Challenge :: Go through the lines below and copy each one that holds the string "преподаватель".

Raw data ::
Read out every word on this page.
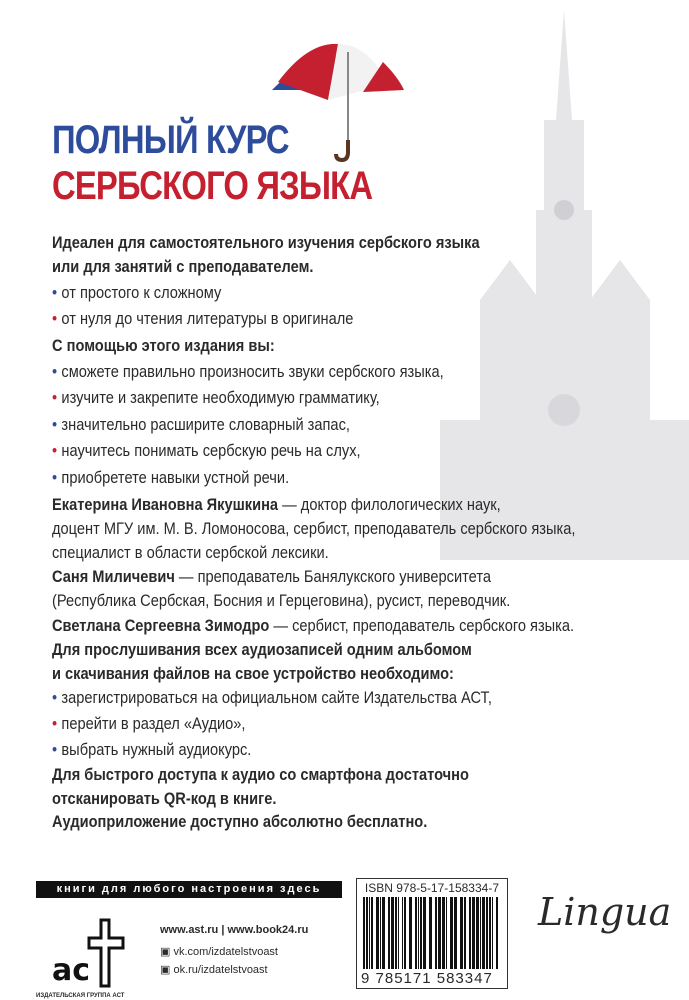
ПОЛНЫЙ КУРС
СЕРБСКОГО ЯЗЫКА
Идеален для самостоятельного изучения сербского языка
или для занятий с преподавателем.
• от простого к сложному
• от нуля до чтения литературы в оригинале
С помощью этого издания вы:
• сможете правильно произносить звуки сербского языка,
• изучите и закрепите необходимую грамматику,
• значительно расширите словарный запас,
• научитесь понимать сербскую речь на слух,
• приобретете навыки устной речи.
Екатерина Ивановна Якушкина — доктор филологических наук,
доцент МГУ им. М. В. Ломоносова, сербист, преподаватель сербского языка,
специалист в области сербской лексики.
Саня Миличевич — преподаватель Банялукского университета
(Республика Сербская, Босния и Герцеговина), русист, переводчик.
Светлана Сергеевна Зимодро — сербист, преподаватель сербского языка.
Для прослушивания всех аудиозаписей одним альбомом
и скачивания файлов на свое устройство необходимо:
• зарегистрироваться на официальном сайте Издательства АСТ,
• перейти в раздел «Аудио»,
• выбрать нужный аудиокурс.
Для быстрого доступа к аудио со смартфона достаточно
отсканировать QR-код в книге.
Аудиоприложение доступно абсолютно бесплатно.
книги для любого настроения здесь
ac
ИЗДАТЕЛЬСКАЯ ГРУППА АСТ
www.ast.ru | www.book24.ru
▣ vk.com/izdatelstvoast
▣ ok.ru/izdatelstvoast
ISBN 978-5-17-158334-7
9 785171 583347
Lingua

Exercise response ::
доцент МГУ им. М. В. Ломоносова, сербист, преподаватель сербского языка,
Саня Миличевич — преподаватель Банялукского университета
Светлана Сергеевна Зимодро — сербист, преподаватель сербского языка.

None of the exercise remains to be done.